» **TASK STATEMENT**
Each entry below must be repeated exactly, with pictures left out.

Dataset entries
────────

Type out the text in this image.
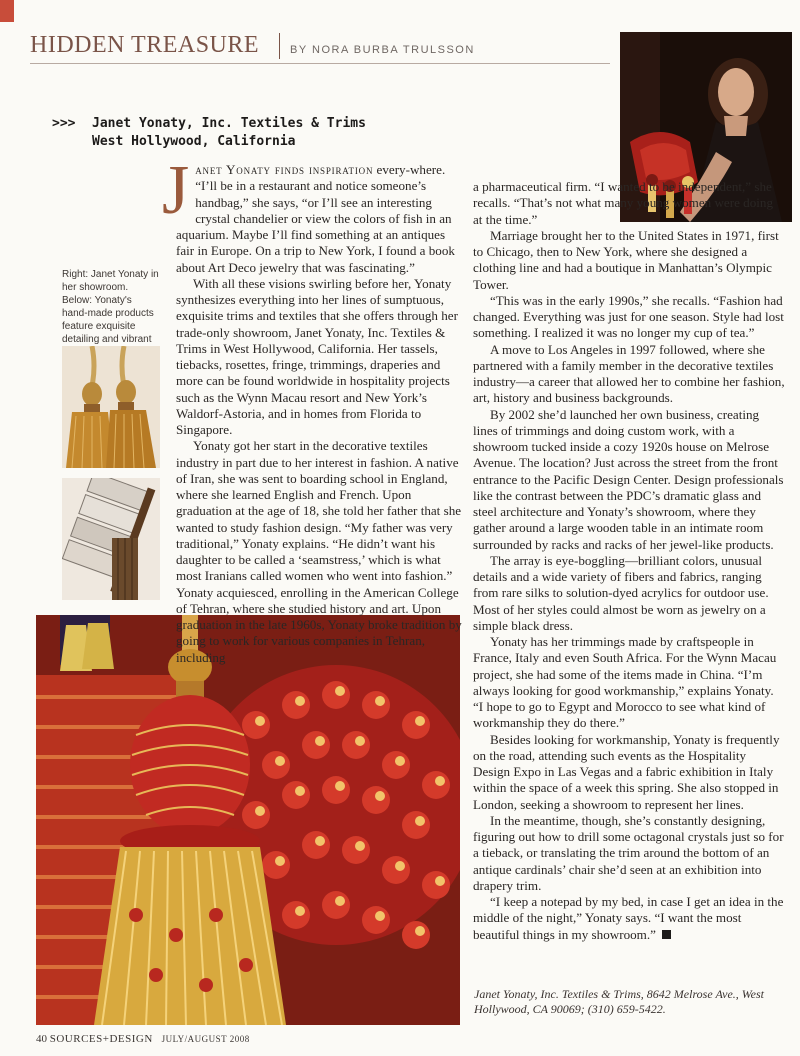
HIDDEN TREASURE	BY NORA BURBA TRULSSON
>>> Janet Yonaty, Inc. Textiles & Trims
West Hollywood, California

Right: Janet Yonaty in her showroom.

Below: Yonaty's hand-made products feature exquisite detailing and vibrant

Janet Yonaty finds inspiration every-where. “I’ll be in a restaurant and notice someone’s handbag,” she says, “or I’ll see an interesting crystal chandelier or view the colors of fish in an aquarium. Maybe I’ll find something at an antiques fair in Europe. On a trip to New York, I found a book about Art Deco jewelry that was fascinating.”

With all these visions swirling before her, Yonaty synthesizes everything into her lines of sumptuous, exquisite trims and textiles that she offers through her trade-only showroom, Janet Yonaty, Inc. Textiles & Trims in West Hollywood, California. Her tassels, tiebacks, rosettes, fringe, trimmings, draperies and more can be found worldwide in hospitality projects such as the Wynn Macau resort and New York’s Waldorf-Astoria, and in homes from Florida to Singapore.

Yonaty got her start in the decorative textiles industry in part due to her interest in fashion. A native of Iran, she was sent to boarding school in England, where she learned English and French. Upon graduation at the age of 18, she told her father that she wanted to study fashion design. “My father was very traditional,” Yonaty explains. “He didn’t want his daughter to be called a ‘seamstress,’ which is what most Iranians called women who went into fashion.” Yonaty acquiesced, enrolling in the American College of Tehran, where she studied history and art. Upon graduation in the late 1960s, Yonaty broke tradition by going to work for various companies in Tehran, including

a pharmaceutical firm. “I wanted to be independent,” she recalls. “That’s not what many young women were doing at the time.”

Marriage brought her to the United States in 1971, first to Chicago, then to New York, where she designed a clothing line and had a boutique in Manhattan’s Olympic Tower.

“This was in the early 1990s,” she recalls. “Fashion had changed. Everything was just for one season. Style had lost something. I realized it was no longer my cup of tea.”

A move to Los Angeles in 1997 followed, where she partnered with a family member in the decorative textiles industry—a career that allowed her to combine her fashion, art, history and business backgrounds.

By 2002 she’d launched her own business, creating lines of trimmings and doing custom work, with a showroom tucked inside a cozy 1920s house on Melrose Avenue. The location? Just across the street from the front entrance to the Pacific Design Center. Design professionals like the contrast between the PDC’s dramatic glass and steel architecture and Yonaty’s showroom, where they gather around a large wooden table in an intimate room surrounded by racks and racks of her jewel-like products.

The array is eye-boggling—brilliant colors, unusual details and a wide variety of fibers and fabrics, ranging from rare silks to solution-dyed acrylics for outdoor use. Most of her styles could almost be worn as jewelry on a simple black dress.

Yonaty has her trimmings made by craftspeople in France, Italy and even South Africa. For the Wynn Macau project, she had some of the items made in China. “I’m always looking for good workmanship,” explains Yonaty. “I hope to go to Egypt and Morocco to see what kind of workmanship they do there.”

Besides looking for workmanship, Yonaty is frequently on the road, attending such events as the Hospitality Design Expo in Las Vegas and a fabric exhibition in Italy within the space of a week this spring. She also stopped in London, seeking a showroom to represent her lines.

In the meantime, though, she’s constantly designing, figuring out how to drill some octagonal crystals just so for a tieback, or translating the trim around the bottom of an antique cardinals’ chair she’d seen at an exhibition into drapery trim.

“I keep a notepad by my bed, in case I get an idea in the middle of the night,” Yonaty says. “I want the most beautiful things in my showroom.”

Janet Yonaty, Inc. Textiles & Trims, 8642 Melrose Ave., West Hollywood, CA 90069; (310) 659-5422.
40 SOURCES+DESIGN JULY/AUGUST 2008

────────

» **TASK RESPONSE**
Type out the text in this image.
HIDDEN TREASURE	BY NORA BURBA TRULSSON
>>> Janet Yonaty, Inc. Textiles & Trims
West Hollywood, California

Right: Janet Yonaty in her showroom.

Below: Yonaty's hand-made products feature exquisite detailing and vibrant

Janet Yonaty finds inspiration every-where. “I’ll be in a restaurant and notice someone’s handbag,” she says, “or I’ll see an interesting crystal chandelier or view the colors of fish in an aquarium. Maybe I’ll find something at an antiques fair in Europe. On a trip to New York, I found a book about Art Deco jewelry that was fascinating.”

With all these visions swirling before her, Yonaty synthesizes everything into her lines of sumptuous, exquisite trims and textiles that she offers through her trade-only showroom, Janet Yonaty, Inc. Textiles & Trims in West Hollywood, California. Her tassels, tiebacks, rosettes, fringe, trimmings, draperies and more can be found worldwide in hospitality projects such as the Wynn Macau resort and New York’s Waldorf-Astoria, and in homes from Florida to Singapore.

Yonaty got her start in the decorative textiles industry in part due to her interest in fashion. A native of Iran, she was sent to boarding school in England, where she learned English and French. Upon graduation at the age of 18, she told her father that she wanted to study fashion design. “My father was very traditional,” Yonaty explains. “He didn’t want his daughter to be called a ‘seamstress,’ which is what most Iranians called women who went into fashion.” Yonaty acquiesced, enrolling in the American College of Tehran, where she studied history and art. Upon graduation in the late 1960s, Yonaty broke tradition by going to work for various companies in Tehran, including

a pharmaceutical firm. “I wanted to be independent,” she recalls. “That’s not what many young women were doing at the time.”

Marriage brought her to the United States in 1971, first to Chicago, then to New York, where she designed a clothing line and had a boutique in Manhattan’s Olympic Tower.

“This was in the early 1990s,” she recalls. “Fashion had changed. Everything was just for one season. Style had lost something. I realized it was no longer my cup of tea.”

A move to Los Angeles in 1997 followed, where she partnered with a family member in the decorative textiles industry—a career that allowed her to combine her fashion, art, history and business backgrounds.

By 2002 she’d launched her own business, creating lines of trimmings and doing custom work, with a showroom tucked inside a cozy 1920s house on Melrose Avenue. The location? Just across the street from the front entrance to the Pacific Design Center. Design professionals like the contrast between the PDC’s dramatic glass and steel architecture and Yonaty’s showroom, where they gather around a large wooden table in an intimate room surrounded by racks and racks of her jewel-like products.

The array is eye-boggling—brilliant colors, unusual details and a wide variety of fibers and fabrics, ranging from rare silks to solution-dyed acrylics for outdoor use. Most of her styles could almost be worn as jewelry on a simple black dress.

Yonaty has her trimmings made by craftspeople in France, Italy and even South Africa. For the Wynn Macau project, she had some of the items made in China. “I’m always looking for good workmanship,” explains Yonaty. “I hope to go to Egypt and Morocco to see what kind of workmanship they do there.”

Besides looking for workmanship, Yonaty is frequently on the road, attending such events as the Hospitality Design Expo in Las Vegas and a fabric exhibition in Italy within the space of a week this spring. She also stopped in London, seeking a showroom to represent her lines.

In the meantime, though, she’s constantly designing, figuring out how to drill some octagonal crystals just so for a tieback, or translating the trim around the bottom of an antique cardinals’ chair she’d seen at an exhibition into drapery trim.

“I keep a notepad by my bed, in case I get an idea in the middle of the night,” Yonaty says. “I want the most beautiful things in my showroom.”

Janet Yonaty, Inc. Textiles & Trims, 8642 Melrose Ave., West Hollywood, CA 90069; (310) 659-5422.
40 SOURCES+DESIGN JULY/AUGUST 2008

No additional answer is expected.